→ Data:

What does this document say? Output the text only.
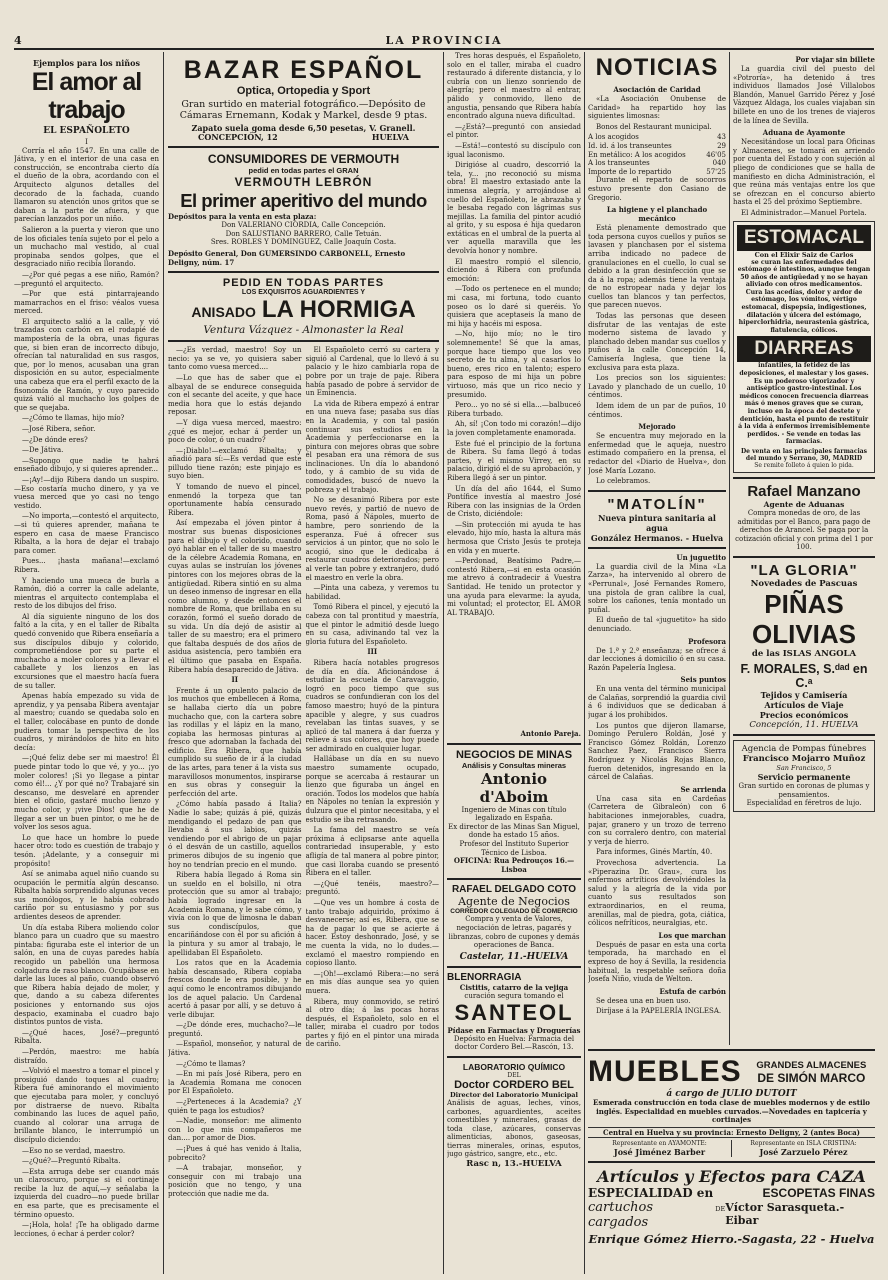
4	LA PROVINCIA
Ejemplos para los niños
El amor al trabajo
EL ESPAÑOLETO
I

Corría el año 1547. En una calle de Játiva, y en el interior de una casa en construcción, se encontraba cierto día el dueño de la obra, acordando con el Arquitecto algunos detalles del decorado de la fachada, cuando llamaron su atención unos gritos que se daban a la parte de afuera, y que parecían lanzados por un niño.

Salieron a la puerta y vieron que uno de los oficiales tenía sujeto por el pelo a un muchacho mal vestido, al cual propinaba sendos golpes, que el desgraciado niño recibía llorando.

—¿Por qué pegas a ese niño, Ramón? —preguntó el arquitecto.

—Por que está pintarrajeando mamarrachos en el friso: véalos vuesa merced.

El arquitecto salió a la calle, y vió trazadas con carbón en el rodapié de mampostería de la obra, unas figuras que, si bien eran de incorrecto dibujo, ofrecían tal naturalidad en sus rasgos, que, por lo menos, acusaban una gran disposición en su autor, especialmente una cabeza que era el perfil exacto de la fisonomía de Ramón, y cuyo parecido quizá valió al muchacho los golpes de que se quejaba.

—¿Cómo te llamas, hijo mío?

—José Ribera, señor.

—¿De dónde eres?

—De Játiva.

—Supongo que nadie te habrá enseñado dibujo, y si quieres aprender...

—¡Ay!—dijo Ribera dando un suspiro.—Eso costaría mucho dinero, y ya ve vuesa merced que yo casi no tengo vestido.

—No importa,—contestó el arquitecto,—si tú quieres aprender, mañana te espero en casa de maese Francisco Ribalta, a la hora de dejar el trabajo para comer.

Pues... ¡hasta mañana!—exclamó Ribera.

Y haciendo una mueca de burla a Ramón, dió a correr la calle adelante, mientras el arquitecto contemplaba el resto de los dibujos del friso.

Al día siguiente ninguno de los dos faltó a la cita, y en el taller de Ribalta quedó convenido que Ribera enseñaría a sus discípulos dibujo y colorido, comprometiéndose por su parte el muchacho a moler colores y a llevar el caballete y los lienzos en las excursiones que el maestro hacía fuera de su taller.

Apenas había empezado su vida de aprendiz, y ya pensaba Ribera aventajar al maestro; cuando se quedaba solo en el taller, colocábase en punto de donde pudiera tomar la perspectiva de los cuadros, y mirándolos de hito en hito decía:

—¡Qué feliz debe ser mi maestro! Él puede pintar todo lo que vé, y yo... ¡yo moler colores! ¡Si yo llegase a pintar como él!... ¿Y por qué no? Trabajaré sin descanso, me desvelaré en aprender bien el oficio, gastaré mucho lienzo y mucho color, y ¡vive Dios! que he de llegar a ser un buen pintor, o me he de volver los sesos agua.

Lo que hace un hombre lo puede hacer otro: todo es cuestión de trabajo y tesón. ¡Adelante, y a conseguir mi propósito!

Así se animaba aquel niño cuando su ocupación le permitía algún descanso. Ribalta había sorprendido algunas veces sus monólogos, y le había cobrado cariño por su entusiasmo y por sus ardientes deseos de aprender.

Un día estaba Ribera moliendo color blanco para un cuadro que su maestro pintaba: figuraba este el interior de un salón, en una de cuyas paredes había recogido un pabellón una hermosa colgadura de raso blanco. Ocupábase en darle las luces al paño, cuando observó que Ribera había dejado de moler, y que, dando a su cabeza diferentes posiciones y entornando sus ojos despacio, examinaba el cuadro bajo distintos puntos de vista.

—¿Qué haces, José?—preguntó Ribalta.

—Perdón, maestro: me había distraído.

—Volvió el maestro a tomar el pincel y prosiguió dando toques al cuadro; Ribera fué aminorando el movimiento que ejecutaba para moler, y concluyó por distraerse de nuevo. Ribalta combinando las luces de aquel paño, cuando al colorar una arruga de brillante blanco, le interrumpió un discípulo diciendo:

—Eso no se verdad, maestro.

—¿Qué?—Preguntó Ribalta.

—Esta arruga debe ser cuando más un claroscuro, porque si el cortinaje recibe la luz de aquí,—y señalaba la izquierda del cuadro—no puede brillar en esa parte, que es precisamente el término opuesto.

—¡Hola, hola! ¡Te ha obligado darme lecciones, ó echar á perder color?

BAZAR ESPAÑOL
Optica, Ortopedia y Sport
Gran surtido en material fotográfico.—Depósito de Cámaras Ernemann, Kodak y Markel, desde 9 ptas.
Zapato suela goma desde 6,50 pesetas, V. Granell.
CONCEPCIÓN, 12	HUELVA
CONSUMIDORES DE VERMOUTH
pedid en todas partes el GRAN
VERMOUTH LEBRÓN
El primer aperitivo del mundo
Depósitos para la venta en esta plaza:
Don VALERIANO CIORDIA, Calle Concepción.
Don SALUSTIANO BARRERO, Calle Tetuán.
Sres. ROBLES Y DOMINGUEZ, Calle Joaquín Costa.
Depósito General, Don GUMERSINDO CARBONELL, Ernesto Deligny, núm. 17
PEDID EN TODAS PARTES
LOS EXQUISITOS AGUARDIENTES Y
ANISADO LA HORMIGA
Ventura Vázquez - Almonaster la Real

—¿Es verdad, maestro! Soy un necio: ya se ve, yo quisiera saber tanto como vuesa merced....

—Lo que has de saber que el albayal de se endurece conseguida con el secante del aceite, y que hace media hora que lo estás dejando reposar.

—Y diga vuesa merced, maestro: ¿qué es mejor, echar á perder un poco de color, ó un cuadro?

—¡Diablo!—exclamó Ribalta; y añadió para sí:—Es verdad que este pilludo tiene razón; este pinjajo es suyo bien.

Y tomando de nuevo el pincel, enmendó la torpeza que tan oportunamente había censurado Ribera.

Así empezaba el jóven pintor á mostrar sus buenas disposiciones para el dibujo y el colorido, cuando oyó hablar en el taller de su maestro de la célebre Academia Romana, en cuyas aulas se instruían los jóvenes pintores con los mejores obras de la antigüedad. Ribera sintió en su alma un deseo inmenso de ingresar en ella como alumno, y desde entonces el nombre de Roma, que brillaba en su corazón, formó el sueño dorado de su vida. Un día dejó de asistir al taller de su maestro; era el primero que faltaba después de dos años de asidua asistencia, pero también era el último que pasaba en España. Ribera había desaparecido de Játiva.

II

Frente á un opulento palacio de los muchos que embellecen á Roma, se hallaba cierto día un pobre muchacho que, con la cartera sobre las rodillas y el lápiz en la mano, copiaba las hermosas pinturas al fresco que adornaban la fachada del edificio. Era Ribera, que había cumplido su sueño de ir á la ciudad de las artes, para tener á la vista sus maravillosos monumentos, inspirarse en sus obras y conseguir la perfección del arte.

¿Cómo había pasado á Italia? Nadie lo sabe; quizás á pié, quizás mendigando el pedazo de pan que llevaba á sus labios, quizás vendiendo por el abrigo de un pajar ó el desván de un castillo, aquellos primeros dibujos de su ingenio que hoy no tendrían precio en el mundo.

Ribera había llegado á Roma sin un sueldo en el bolsillo, ni otra protección que su amor al trabajo; había logrado ingresar en la Academia Romana, y le sabe cómo, y vivía con lo que de limosna le daban sus condiscípulos, que encariñándose con él por su afición á la pintura y su amor al trabajo, le apellidaban El Españoleto.

Los ratos que en la Academia había descansado, Ribera copiaba frescos donde le era posible, y he aquí como le encontramos dibujando los de aquel palacio. Un Cardenal acertó á pasar por allí, y se detuvo á verle dibujar.

—¿De dónde eres, muchacho?—le preguntó.

—Español, monseñor, y natural de Játiva.

—¿Cómo te llamas?

—En mi país José Ribera, pero en la Academia Romana me conocen por El Españoleto.

—¿Perteneces á la Academia? ¿Y quién te paga los estudios?

—Nadie, monseñor: me alimento con lo que mis compañeros me dan.... por amor de Dios.

—¡Pues á qué has venido á Italia, pobrecito?

—A trabajar, monseñor, y conseguir con mi trabajo una posición que no tengo, y una protección que nadie me da.

El Españoleto cerró su cartera y siguió al Cardenal, que lo llevó á su palacio y le hizo cambiarla ropa de pobre por un traje de paje. Ribera había pasado de pobre á servidor de un Eminencia.

La vida de Ribera empezó á entrar en una nueva fase; pasaba sus días en la Academia, y con tal pasión continuar sus estudios en la Academia y perfeccionarse en la pintura con mejores obras que sobre él pesaban era una rémora de sus inclinaciones. Un día lo abandonó todo, y á cambio de su vida de comodidades, buscó de nuevo la pobreza y el trabajo.

No se desanimó Ribera por este nuevo revés, y partió de nuevo de Roma, pasó á Nápoles, muerto de hambre, pero sonriendo de la esperanza. Fué á ofrecer sus servicios á un pintor, que no solo le acogió, sino que le dedicaba á restaurar cuadros deteriorados; pero al verle tan pobre y extranjero, dudó el maestro en verle la obra.

—Pinta una cabeza, y veremos tu habilidad.

Tomó Ribera el pincel, y ejecutó la cabeza con tal prontitud y maestría, que el pintor le admitió desde luego en su casa, adivinando tal vez la gloria futura del Españoleto.

III

Ribera hacía notables progresos de día en día. Aficionándose á estudiar la escuela de Caravaggio, logró en poco tiempo que sus cuadros se confundieran con los del famoso maestro; huyó de la pintura apacible y alegre, y sus cuadros revelaban las tintas suaves, y se aplicó de tal manera á dar fuerza y relieve á sus colores, que hoy puede ser admirado en cualquier lugar.

Hallábase un día en su nuevo maestro sumamente ocupado, porque se acercaba á restaurar un lienzo que figuraba un ángel en oración. Todos los modelos que había en Nápoles no tenían la expresión y dulzura que el pintor necesitaba, y el estudio se iba retrasando.

La fama del maestro se veía próxima á eclipsarse ante aquella contrariedad insuperable, y esto afligía de tal manera al pobre pintor, que casi lloraba cuando se presentó Ribera en el taller.

—¿Qué tenéis, maestro?—preguntó.

—Que ves un hombre á costa de tanto trabajo adquirido, próximo á desvanecerse; así es, Ribera, que se ha de pagar lo que se acierte á hacer. Estoy deshonrado, José, y se me cuenta la vida, no lo dudes.—exclamó el maestro rompiendo en copioso llanto.

—¡Oh!—exclamó Ribera:—no será en mis días aunque sea yo quien muera.

Ribera, muy conmovido, se retiró al otro día; á las pocas horas después, el Españoleto, solo en el taller, miraba el cuadro por todos partes y fijó en el pintor una mirada de cariño.

Tres horas después, el Españoleto, solo en el taller, miraba el cuadro restaurado á diferente distancia, y lo cubría con un lienzo sonriendo de alegría; pero el maestro al entrar, pálido y conmovido, lleno de angustia, pensando que Ribera había encontrado alguna nueva dificultad.

—¿Está?—preguntó con ansiedad el pintor.

—Está!—contestó su discípulo con igual laconismo.

Dirigióse al cuadro, descorrió la tela, y... ¡no reconoció su misma obra! El maestro extasiado ante la inmensa alegría, y arrojándose al cuello del Españoleto, le abrazaba y le besaba regado con lágrimas sus mejillas. La familia del pintor acudió al grito, y su esposa é hija quedaron extáticas en el umbral de la puerta al ver aquella maravilla que les devolvía honor y nombre.

El maestro rompió el silencio, diciendo á Ribera con profunda emoción:

—Todo os pertenece en el mundo; mi casa, mi fortuna, todo cuanto poseo os lo daré si queréis. Yo quisiera que aceptaseis la mano de mi hija y hacéis mi esposa.

—No, hijo mío; no le tiro solemnemente! Sé que la amas, porque hace tiempo que los veo secreto de tu alma, y al casarlos lo bueno, eres rico en talento; espero para esposo de mi hija un pobre virtuoso, más que un rico necio y presumido.

Pero... yo no sé si ella...—balbuceó Ribera turbado.

Ah, sí! ¡Con todo mi corazón!—dijo la joven completamente enamorada.

Este fué el principio de la fortuna de Ribera. Su fama llegó á todas partes, y el mismo Virrey, en su palacio, dirigió el de su aprobación, y Ribera llegó á ser un pintor.

Un día del año 1644, el Sumo Pontífice investía al maestro José Ribera con las insignias de la Orden de Cristo, diciéndole:

—Sin protección mi ayuda te has elevado, hijo mío, hasta la altura más hermosa que Cristo Jesús te proteja en vida y en muerte.

—Perdonad, Beatísimo Padre,—contestó Ribera,—si en esta ocasión me atrevo á contradecir á Vuestra Santidad. He tenido un protector y una ayuda para elevarme: la ayuda, mi voluntad; el protector, EL AMOR AL TRABAJO.

Antonio Pareja.
NEGOCIOS DE MINAS
Análisis y Consultas mineras
Antonio d'Aboim
Ingeniero de Minas con título legalizado en España.
Ex director de las Minas San Miguel, donde ha estado 15 años.
Profesor del Instituto Superior Técnico de Lisboa.
OFICINA: Rua Pedrouços 16.—Lisboa
RAFAEL DELGADO COTO
Agente de Negocios
CORREDOR COLEGIADO DE COMERCIO
Compra y venta de Valores, negociación de letras, pagarés y libranzas, cobro de cupones y demás operaciones de Banca.
Castelar, 11.-HUELVA
BLENORRAGIA
Cistitis, catarro de la vejiga
curación segura tomando el
SANTEOL
Pídase en Farmacias y Droguerías
Depósito en Huelva: Farmacia del doctor Cordero Bel.—Rascón, 13.
LABORATORIO QUÍMICO
DEL
Doctor CORDERO BEL
Director del Laboratorio Municipal
Análisis de aguas, leches, vinos, carbones, aguardientes, aceites comestibles y minerales, grasas de toda clase, azúcares, conservas alimenticias, abonos, gaseosas, tierras minerales, orinas, esputos, jugo gástrico, sangre, etc., etc.
Rasc n, 13.-HUELVA
NOTICIAS
Asociación de Caridad

«La Asociación Onubense de Caridad» ha repartido hoy las siguientes limosnas:

Bonos del Restaurant municipal.

A los acogidos	43
Id. id. á los transeuntes	29
En metálico: A los acogidos	46'05
A los transeuntes	040
Importe de lo repartido	57'25

Durante el reparto de socorros estuvo presente don Casiano de Gregorio.

La higiene y el planchado mecánico

Está plenamente demostrado que toda persona cuyos cuellos y puños se lavasen y planchasen por el sistema arriba indicado no padece de granulaciones en el cuello, lo cual se debido a la gran desinfección que se da á la ropa; además tiene la ventaja de no estropear nada y dejar los cuellos tan blancos y tan perfectos, que parecen nuevos.

Todas las personas que deseen disfrutar de las ventajas de este moderno sistema de lavado y planchado deben mandar sus cuellos y puños á la calle Concepción 14, Camisería Inglesa, que tiene la exclusiva para esta plaza.

Los precios son los siguientes: Lavado y planchado de un cuello, 10 céntimos.

Idem idem de un par de puños, 10 céntimos.

Mejorado

Se encuentra muy mejorado en la enfermedad que le aqueja, nuestro estimado compañero en la prensa, el redactor del «Diario de Huelva», don José María Lozano.

Lo celebramos.

"MATOLÍN"
Nueva pintura sanitaria al agua
González Hermanos. - Huelva
Un juguetito

La guardia civil de la Mina «La Zarza», ha intervenido al obrero de «Perrunal», José Fernandes Romero, una pistola de gran calibre la cual, sobre los cañones, tenía montado un puñal.

El dueño de tal «juguetito» ha sido denunciado.

Profesora

De 1.ª y 2.ª enseñanza; se ofrece á dar lecciones á domicilio ó en su casa. Razón Papelería Inglesa.

Seis puntos

En una venta del término municipal de Calañas, sorprendió la guardia civil á 6 individuos que se dedicaban á jugar á los prohibidos.

Los puntos que dijeron llamarse, Domingo Perulero Roldán, José y Francisco Gómez Roldán, Lorenzo Sanchez Paez, Francisco Sierra Rodríguez y Nicolás Rojas Blanco, fueron detenidos, ingresando en la cárcel de Calañas.

Se arrienda

Una casa sita en Cardeñas (Carretera de Gibraleón) con 6 habitaciones inmejorables, cuadra, pajar, granero y un trozo de terreno con su corralero dentro, con material y verja de hierro.

Para informes, Ginés Martín, 40.

Provechosa advertencia. La «Piperazina Dr. Grau», cura los enfermos artríticos devolviéndoles la salud y la alegría de la vida por cuanto sus resultados son extraordinarios, en el reuma, arenillas, mal de piedra, gota, ciática, cólicos nefríticos, neuralgias, etc.

Los que marchan

Después de pasar en esta una corta temporada, ha marchado en el expreso de hoy á Sevilla, la residencia habitual, la respetable señora doña Josefa Niño, viuda de Welton.

Estufa de carbón

Se desea una en buen uso.

Diríjase á la PAPELERÍA INGLESA.

Por viajar sin billete

La guardia civil del puesto del «Potroría», ha detenido á tres individuos llamados José Villalobos Blandón, Manuel Garrido Pérez y José Vázquez Aldaga, los cuales viajaban sin billete en uno de los trenes de viajeros de la línea de Sevilla.

Aduana de Ayamonte

Necesitándose un local para Oficinas y Almacenes, se tomará en arriendo por cuenta del Estado y con sujeción al pliego de condiciones que se halla de manifiesto en dicha Administración, el que reúna más ventajas entre los que se ofrezcan en el concurso abierto hasta el 25 del próximo Septiembre.

El Administrador.—Manuel Portela.

ESTOMACAL
Con el Elixir Saiz de Carlos
se curan las enfermedades del estómago é intestinos, aunque tengan 50 años de antigüedad y no se hayan aliviado con otros medicamentos. Cura las acedías, dolor y ardor de estómago, los vómitos, vértigo estomacal, dispepsia, indigestiones, dilatación y úlcera del estómago, hiperclorhidria, neurastenia gástrica, flatulencia, cólicos.
DIARREAS
infantiles, la fetidez de las deposiciones, el malestar y los gases. Es un poderoso vigorizador y antiséptico gastro-intestinal. Los médicos conocen frecuencia diarreas más ó menos graves que se curan, incluso en la época del destete y dentición, hasta el punto de restituir á la vida á enfermos irremisiblemente perdidos. - Se vende en todas las farmacias.
De venta en las principales farmacias del mundo y Serrano, 30, MADRID
Se remite folleto á quien lo pida.
Rafael Manzano
Agente de Aduanas
Compra monedas de oro, de las admitidas por el Banco, para pago de derechos de Arancel. Se paga por la cotización oficial y con prima del 1 por 100.
"LA GLORIA"
Novedades de Pascuas
PIÑAS OLIVIAS
de las ISLAS ANGOLA
F. MORALES, S.ᵈᵃᵈ en C.ᵃ
Tejidos y Camisería
Artículos de Viaje
Precios económicos
Concepción, 11. HUELVA
Agencia de Pompas fúnebres
Francisco Mojarro Muñoz
San Francisco, 5
Servicio permanente
Gran surtido en coronas de plumas y pensamientos.
Especialidad en féretros de lujo.
MUEBLES	GRANDES ALMACENES
DE SIMÓN MARCO
á cargo de JULIO DUTOIT
Esmerada construcción en toda clase de muebles modernos y de estilo inglés. Especialidad en muebles curvados.—Novedades en tapicería y cortinajes
Central en Huelva y su provincia: Ernesto Deligny, 2 (antes Boca)
Representante en AYAMONTE:
José Jiménez Barber
Representante en ISLA CRISTINA:
José Zarzuelo Pérez
Artículos y Efectos para CAZA
ESPECIALIDAD en	ESCOPETAS FINAS
cartuchos cargados
DE Víctor Sarasqueta.-Eibar
Enrique Gómez Hierro.-Sagasta, 22 - Huelva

→ Task goal: Output nothing but the number of lines in the data containing the string "España".

→ Answer to this problem: 2